*PROBLEM TO WORK ON*:
All lines holding the string "cent" are to be shown.

*RECORDS SUPPLIED*:
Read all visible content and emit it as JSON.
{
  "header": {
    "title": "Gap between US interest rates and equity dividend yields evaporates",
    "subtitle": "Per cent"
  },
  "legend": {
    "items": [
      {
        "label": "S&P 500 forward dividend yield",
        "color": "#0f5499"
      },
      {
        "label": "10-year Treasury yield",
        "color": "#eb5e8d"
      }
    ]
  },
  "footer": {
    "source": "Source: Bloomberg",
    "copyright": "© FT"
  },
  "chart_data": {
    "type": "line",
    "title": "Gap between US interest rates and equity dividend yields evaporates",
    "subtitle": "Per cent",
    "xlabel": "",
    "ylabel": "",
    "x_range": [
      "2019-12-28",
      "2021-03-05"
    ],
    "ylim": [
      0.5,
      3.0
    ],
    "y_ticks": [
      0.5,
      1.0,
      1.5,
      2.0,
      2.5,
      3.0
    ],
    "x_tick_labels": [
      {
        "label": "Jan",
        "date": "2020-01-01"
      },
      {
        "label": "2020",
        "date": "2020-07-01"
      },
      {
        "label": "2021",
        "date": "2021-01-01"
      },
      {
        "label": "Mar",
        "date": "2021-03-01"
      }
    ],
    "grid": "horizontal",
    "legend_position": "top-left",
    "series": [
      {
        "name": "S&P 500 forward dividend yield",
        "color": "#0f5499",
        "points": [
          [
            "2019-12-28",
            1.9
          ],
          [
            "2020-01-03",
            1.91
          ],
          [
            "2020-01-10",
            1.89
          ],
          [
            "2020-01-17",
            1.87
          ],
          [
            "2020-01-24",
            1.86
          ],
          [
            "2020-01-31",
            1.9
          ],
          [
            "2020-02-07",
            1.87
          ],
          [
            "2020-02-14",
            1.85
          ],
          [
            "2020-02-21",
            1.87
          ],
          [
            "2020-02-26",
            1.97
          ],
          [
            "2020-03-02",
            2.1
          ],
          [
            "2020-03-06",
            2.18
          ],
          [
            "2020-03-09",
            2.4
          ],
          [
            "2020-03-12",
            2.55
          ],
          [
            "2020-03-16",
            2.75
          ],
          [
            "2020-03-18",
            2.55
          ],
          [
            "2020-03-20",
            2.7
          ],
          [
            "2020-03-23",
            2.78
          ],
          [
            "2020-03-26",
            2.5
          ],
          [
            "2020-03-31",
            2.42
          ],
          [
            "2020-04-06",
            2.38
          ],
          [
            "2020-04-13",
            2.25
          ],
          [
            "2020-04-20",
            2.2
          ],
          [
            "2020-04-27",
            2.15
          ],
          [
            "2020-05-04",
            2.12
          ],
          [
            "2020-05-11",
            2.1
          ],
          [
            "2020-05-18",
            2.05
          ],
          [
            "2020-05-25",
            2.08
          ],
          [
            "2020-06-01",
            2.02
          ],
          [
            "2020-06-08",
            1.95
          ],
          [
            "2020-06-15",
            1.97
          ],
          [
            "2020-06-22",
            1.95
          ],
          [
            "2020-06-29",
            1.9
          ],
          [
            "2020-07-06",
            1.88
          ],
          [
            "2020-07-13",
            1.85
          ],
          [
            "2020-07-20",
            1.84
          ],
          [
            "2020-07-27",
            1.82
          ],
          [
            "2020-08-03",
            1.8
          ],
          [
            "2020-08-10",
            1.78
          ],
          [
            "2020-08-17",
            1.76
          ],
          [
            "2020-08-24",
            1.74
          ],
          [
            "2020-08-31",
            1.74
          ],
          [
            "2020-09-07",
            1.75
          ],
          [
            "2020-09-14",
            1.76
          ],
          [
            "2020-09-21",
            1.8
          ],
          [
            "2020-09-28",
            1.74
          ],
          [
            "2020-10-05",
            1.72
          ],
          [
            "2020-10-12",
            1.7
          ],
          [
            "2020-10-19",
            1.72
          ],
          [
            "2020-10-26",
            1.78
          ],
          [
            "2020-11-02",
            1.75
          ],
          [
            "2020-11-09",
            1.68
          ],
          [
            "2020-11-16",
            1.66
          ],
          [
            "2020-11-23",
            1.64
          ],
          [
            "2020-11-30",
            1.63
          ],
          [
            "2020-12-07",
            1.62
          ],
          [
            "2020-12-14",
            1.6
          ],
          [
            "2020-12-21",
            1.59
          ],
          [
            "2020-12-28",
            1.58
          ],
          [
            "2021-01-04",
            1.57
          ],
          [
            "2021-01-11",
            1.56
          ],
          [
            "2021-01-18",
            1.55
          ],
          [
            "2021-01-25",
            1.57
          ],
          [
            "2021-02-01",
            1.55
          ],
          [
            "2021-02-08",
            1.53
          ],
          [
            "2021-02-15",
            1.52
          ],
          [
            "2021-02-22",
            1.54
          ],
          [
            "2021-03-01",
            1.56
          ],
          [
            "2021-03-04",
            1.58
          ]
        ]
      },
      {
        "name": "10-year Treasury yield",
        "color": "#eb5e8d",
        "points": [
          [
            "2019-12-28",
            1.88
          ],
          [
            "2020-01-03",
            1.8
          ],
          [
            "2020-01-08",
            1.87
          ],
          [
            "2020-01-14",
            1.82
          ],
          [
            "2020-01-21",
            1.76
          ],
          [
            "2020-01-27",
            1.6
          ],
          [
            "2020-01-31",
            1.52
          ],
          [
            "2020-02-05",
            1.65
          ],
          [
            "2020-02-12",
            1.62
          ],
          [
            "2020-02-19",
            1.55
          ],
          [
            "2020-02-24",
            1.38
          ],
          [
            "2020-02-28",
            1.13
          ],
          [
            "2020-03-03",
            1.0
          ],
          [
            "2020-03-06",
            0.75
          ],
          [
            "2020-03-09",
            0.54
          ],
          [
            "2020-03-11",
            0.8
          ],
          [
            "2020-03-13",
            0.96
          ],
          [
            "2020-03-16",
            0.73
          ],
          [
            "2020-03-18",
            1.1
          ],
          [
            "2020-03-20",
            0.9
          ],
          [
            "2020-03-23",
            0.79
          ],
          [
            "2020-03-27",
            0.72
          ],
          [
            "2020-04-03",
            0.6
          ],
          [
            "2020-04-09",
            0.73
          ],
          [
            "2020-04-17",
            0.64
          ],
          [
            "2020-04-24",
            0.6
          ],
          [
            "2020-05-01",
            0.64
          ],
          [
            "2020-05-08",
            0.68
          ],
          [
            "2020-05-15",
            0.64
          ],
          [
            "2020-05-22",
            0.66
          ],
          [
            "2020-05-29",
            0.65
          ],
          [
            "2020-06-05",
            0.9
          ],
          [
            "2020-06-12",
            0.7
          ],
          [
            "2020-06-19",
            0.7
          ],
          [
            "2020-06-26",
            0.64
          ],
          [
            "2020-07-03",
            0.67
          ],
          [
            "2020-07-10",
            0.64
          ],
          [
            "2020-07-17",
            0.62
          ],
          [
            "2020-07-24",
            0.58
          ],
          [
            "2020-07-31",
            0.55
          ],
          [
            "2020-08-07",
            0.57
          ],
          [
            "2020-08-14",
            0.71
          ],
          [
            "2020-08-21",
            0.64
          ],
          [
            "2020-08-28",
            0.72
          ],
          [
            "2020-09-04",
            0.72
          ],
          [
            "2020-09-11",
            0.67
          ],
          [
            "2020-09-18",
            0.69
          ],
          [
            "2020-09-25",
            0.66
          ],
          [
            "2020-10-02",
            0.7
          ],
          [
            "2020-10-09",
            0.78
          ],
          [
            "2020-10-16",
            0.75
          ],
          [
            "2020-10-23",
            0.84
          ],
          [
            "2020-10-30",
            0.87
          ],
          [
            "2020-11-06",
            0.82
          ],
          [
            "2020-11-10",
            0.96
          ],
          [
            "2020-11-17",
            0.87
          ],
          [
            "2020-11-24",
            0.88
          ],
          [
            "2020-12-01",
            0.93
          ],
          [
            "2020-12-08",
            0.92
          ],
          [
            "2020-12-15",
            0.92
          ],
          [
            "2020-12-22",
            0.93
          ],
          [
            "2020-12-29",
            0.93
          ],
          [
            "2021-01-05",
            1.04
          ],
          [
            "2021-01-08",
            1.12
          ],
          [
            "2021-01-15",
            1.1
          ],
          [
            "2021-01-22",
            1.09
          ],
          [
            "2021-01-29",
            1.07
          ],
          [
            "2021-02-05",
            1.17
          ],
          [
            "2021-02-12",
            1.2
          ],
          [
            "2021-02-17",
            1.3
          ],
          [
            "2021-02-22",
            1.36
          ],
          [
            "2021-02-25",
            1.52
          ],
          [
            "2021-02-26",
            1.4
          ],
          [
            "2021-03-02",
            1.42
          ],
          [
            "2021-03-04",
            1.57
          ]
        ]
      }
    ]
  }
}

*TASK SOLUTION*:
    "subtitle": "Per cent"
    "subtitle": "Per cent",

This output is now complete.